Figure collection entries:
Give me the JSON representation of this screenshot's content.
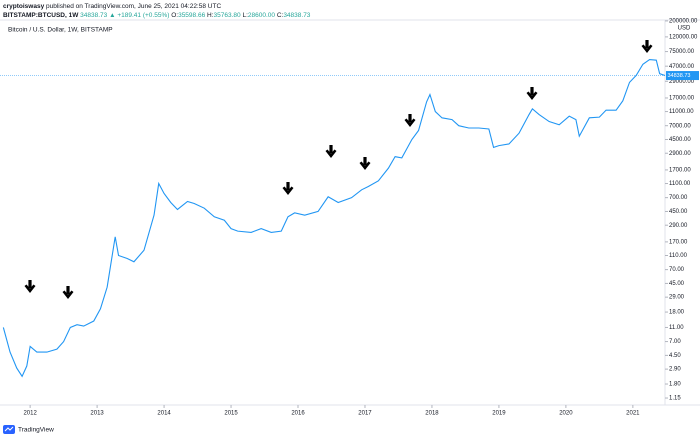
{
  "header": {
    "author": "cryptoiswasy",
    "published": "published on TradingView.com, June 25, 2021 04:22:58 UTC",
    "symbol": "BITSTAMP:BTCUSD, 1W",
    "price": "34838.73",
    "change": "▲ +189.41 (+0.55%)",
    "open_label": "O:",
    "open": "35598.66",
    "high_label": "H:",
    "high": "35763.80",
    "low_label": "L:",
    "low": "28600.00",
    "close_label": "C:",
    "close": "34838.73"
  },
  "chart_data": {
    "type": "line",
    "title": "Bitcoin / U.S. Dollar, 1W, BITSTAMP",
    "y_axis_unit": "USD",
    "color": "#2196f3",
    "log_scale": true,
    "grid": false,
    "x": [
      2011.6,
      2011.7,
      2011.8,
      2011.88,
      2011.95,
      2012.0,
      2012.1,
      2012.25,
      2012.4,
      2012.5,
      2012.6,
      2012.7,
      2012.8,
      2012.95,
      2013.05,
      2013.15,
      2013.27,
      2013.32,
      2013.45,
      2013.55,
      2013.7,
      2013.85,
      2013.92,
      2014.0,
      2014.1,
      2014.2,
      2014.35,
      2014.45,
      2014.6,
      2014.75,
      2014.9,
      2015.0,
      2015.1,
      2015.3,
      2015.45,
      2015.6,
      2015.75,
      2015.85,
      2015.95,
      2016.1,
      2016.3,
      2016.45,
      2016.6,
      2016.8,
      2016.95,
      2017.05,
      2017.2,
      2017.35,
      2017.45,
      2017.55,
      2017.7,
      2017.8,
      2017.92,
      2017.97,
      2018.05,
      2018.15,
      2018.3,
      2018.4,
      2018.55,
      2018.7,
      2018.85,
      2018.92,
      2019.0,
      2019.15,
      2019.3,
      2019.45,
      2019.5,
      2019.6,
      2019.75,
      2019.9,
      2020.05,
      2020.15,
      2020.2,
      2020.35,
      2020.5,
      2020.6,
      2020.75,
      2020.85,
      2020.95,
      2021.05,
      2021.15,
      2021.25,
      2021.35,
      2021.4,
      2021.48
    ],
    "values": [
      11,
      5,
      3,
      2.3,
      3.2,
      6,
      5,
      5,
      5.5,
      7,
      11,
      12,
      11.5,
      13.5,
      20,
      40,
      200,
      110,
      100,
      90,
      130,
      400,
      1100,
      800,
      600,
      480,
      620,
      580,
      500,
      380,
      340,
      260,
      240,
      230,
      260,
      230,
      240,
      380,
      430,
      400,
      450,
      720,
      600,
      700,
      900,
      1000,
      1200,
      1800,
      2600,
      2500,
      4500,
      6000,
      15000,
      19000,
      11000,
      9000,
      8500,
      7000,
      6500,
      6500,
      6300,
      3500,
      3700,
      3900,
      5500,
      10000,
      12000,
      10000,
      8000,
      7200,
      9500,
      8500,
      5000,
      9000,
      9200,
      11500,
      11500,
      15500,
      28000,
      35000,
      50000,
      58000,
      57000,
      37000,
      34838.73
    ],
    "xlim": [
      2011.55,
      2021.48
    ],
    "xticks": [
      2012,
      2013,
      2014,
      2015,
      2016,
      2017,
      2018,
      2019,
      2020,
      2021
    ],
    "ylim": [
      0.92,
      206000
    ],
    "yticks": [
      1.15,
      {
        "value": 1.8,
        "label": "1.80"
      },
      {
        "value": 2.9,
        "label": "2.90"
      },
      {
        "value": 4.5,
        "label": "4.50"
      },
      {
        "value": 7,
        "label": "7.00"
      },
      {
        "value": 11,
        "label": "11.00"
      },
      {
        "value": 18,
        "label": "18.00"
      },
      {
        "value": 29,
        "label": "29.00"
      },
      {
        "value": 45,
        "label": "45.00"
      },
      {
        "value": 70,
        "label": "70.00"
      },
      {
        "value": 110,
        "label": "110.00"
      },
      {
        "value": 170,
        "label": "170.00"
      },
      {
        "value": 290,
        "label": "290.00"
      },
      {
        "value": 450,
        "label": "450.00"
      },
      {
        "value": 700,
        "label": "700.00"
      },
      {
        "value": 1100,
        "label": "1100.00"
      },
      {
        "value": 1700,
        "label": "1700.00"
      },
      {
        "value": 2900,
        "label": "2900.00"
      },
      {
        "value": 4500,
        "label": "4500.00"
      },
      {
        "value": 7000,
        "label": "7000.00"
      },
      {
        "value": 11000,
        "label": "11000.00"
      },
      {
        "value": 17000,
        "label": "17000.00"
      },
      {
        "value": 29000,
        "label": "29000.00"
      },
      {
        "value": 47000,
        "label": "47000.00"
      },
      {
        "value": 75000,
        "label": "75000.00"
      },
      {
        "value": 120000,
        "label": "120000.00"
      },
      {
        "value": 200000,
        "label": "200000.00"
      }
    ]
  },
  "footer": {
    "brand": "TradingView"
  }
}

OBJECTIVE:
Transcribe the full listing above exactly as it stands, minus the pictures.

THE REPLY:
Give me the JSON representation of this screenshot's content.
{
  "header": {
    "author": "cryptoiswasy",
    "published": "published on TradingView.com, June 25, 2021 04:22:58 UTC",
    "symbol": "BITSTAMP:BTCUSD, 1W",
    "price": "34838.73",
    "change": "▲ +189.41 (+0.55%)",
    "open_label": "O:",
    "open": "35598.66",
    "high_label": "H:",
    "high": "35763.80",
    "low_label": "L:",
    "low": "28600.00",
    "close_label": "C:",
    "close": "34838.73"
  },
  "chart_data": {
    "type": "line",
    "title": "Bitcoin / U.S. Dollar, 1W, BITSTAMP",
    "y_axis_unit": "USD",
    "color": "#2196f3",
    "log_scale": true,
    "grid": false,
    "x": [
      2011.6,
      2011.7,
      2011.8,
      2011.88,
      2011.95,
      2012.0,
      2012.1,
      2012.25,
      2012.4,
      2012.5,
      2012.6,
      2012.7,
      2012.8,
      2012.95,
      2013.05,
      2013.15,
      2013.27,
      2013.32,
      2013.45,
      2013.55,
      2013.7,
      2013.85,
      2013.92,
      2014.0,
      2014.1,
      2014.2,
      2014.35,
      2014.45,
      2014.6,
      2014.75,
      2014.9,
      2015.0,
      2015.1,
      2015.3,
      2015.45,
      2015.6,
      2015.75,
      2015.85,
      2015.95,
      2016.1,
      2016.3,
      2016.45,
      2016.6,
      2016.8,
      2016.95,
      2017.05,
      2017.2,
      2017.35,
      2017.45,
      2017.55,
      2017.7,
      2017.8,
      2017.92,
      2017.97,
      2018.05,
      2018.15,
      2018.3,
      2018.4,
      2018.55,
      2018.7,
      2018.85,
      2018.92,
      2019.0,
      2019.15,
      2019.3,
      2019.45,
      2019.5,
      2019.6,
      2019.75,
      2019.9,
      2020.05,
      2020.15,
      2020.2,
      2020.35,
      2020.5,
      2020.6,
      2020.75,
      2020.85,
      2020.95,
      2021.05,
      2021.15,
      2021.25,
      2021.35,
      2021.4,
      2021.48
    ],
    "values": [
      11,
      5,
      3,
      2.3,
      3.2,
      6,
      5,
      5,
      5.5,
      7,
      11,
      12,
      11.5,
      13.5,
      20,
      40,
      200,
      110,
      100,
      90,
      130,
      400,
      1100,
      800,
      600,
      480,
      620,
      580,
      500,
      380,
      340,
      260,
      240,
      230,
      260,
      230,
      240,
      380,
      430,
      400,
      450,
      720,
      600,
      700,
      900,
      1000,
      1200,
      1800,
      2600,
      2500,
      4500,
      6000,
      15000,
      19000,
      11000,
      9000,
      8500,
      7000,
      6500,
      6500,
      6300,
      3500,
      3700,
      3900,
      5500,
      10000,
      12000,
      10000,
      8000,
      7200,
      9500,
      8500,
      5000,
      9000,
      9200,
      11500,
      11500,
      15500,
      28000,
      35000,
      50000,
      58000,
      57000,
      37000,
      34838.73
    ],
    "xlim": [
      2011.55,
      2021.48
    ],
    "xticks": [
      2012,
      2013,
      2014,
      2015,
      2016,
      2017,
      2018,
      2019,
      2020,
      2021
    ],
    "ylim": [
      0.92,
      206000
    ],
    "yticks": [
      1.15,
      {
        "value": 1.8,
        "label": "1.80"
      },
      {
        "value": 2.9,
        "label": "2.90"
      },
      {
        "value": 4.5,
        "label": "4.50"
      },
      {
        "value": 7,
        "label": "7.00"
      },
      {
        "value": 11,
        "label": "11.00"
      },
      {
        "value": 18,
        "label": "18.00"
      },
      {
        "value": 29,
        "label": "29.00"
      },
      {
        "value": 45,
        "label": "45.00"
      },
      {
        "value": 70,
        "label": "70.00"
      },
      {
        "value": 110,
        "label": "110.00"
      },
      {
        "value": 170,
        "label": "170.00"
      },
      {
        "value": 290,
        "label": "290.00"
      },
      {
        "value": 450,
        "label": "450.00"
      },
      {
        "value": 700,
        "label": "700.00"
      },
      {
        "value": 1100,
        "label": "1100.00"
      },
      {
        "value": 1700,
        "label": "1700.00"
      },
      {
        "value": 2900,
        "label": "2900.00"
      },
      {
        "value": 4500,
        "label": "4500.00"
      },
      {
        "value": 7000,
        "label": "7000.00"
      },
      {
        "value": 11000,
        "label": "11000.00"
      },
      {
        "value": 17000,
        "label": "17000.00"
      },
      {
        "value": 29000,
        "label": "29000.00"
      },
      {
        "value": 47000,
        "label": "47000.00"
      },
      {
        "value": 75000,
        "label": "75000.00"
      },
      {
        "value": 120000,
        "label": "120000.00"
      },
      {
        "value": 200000,
        "label": "200000.00"
      }
    ]
  },
  "footer": {
    "brand": "TradingView"
  }
}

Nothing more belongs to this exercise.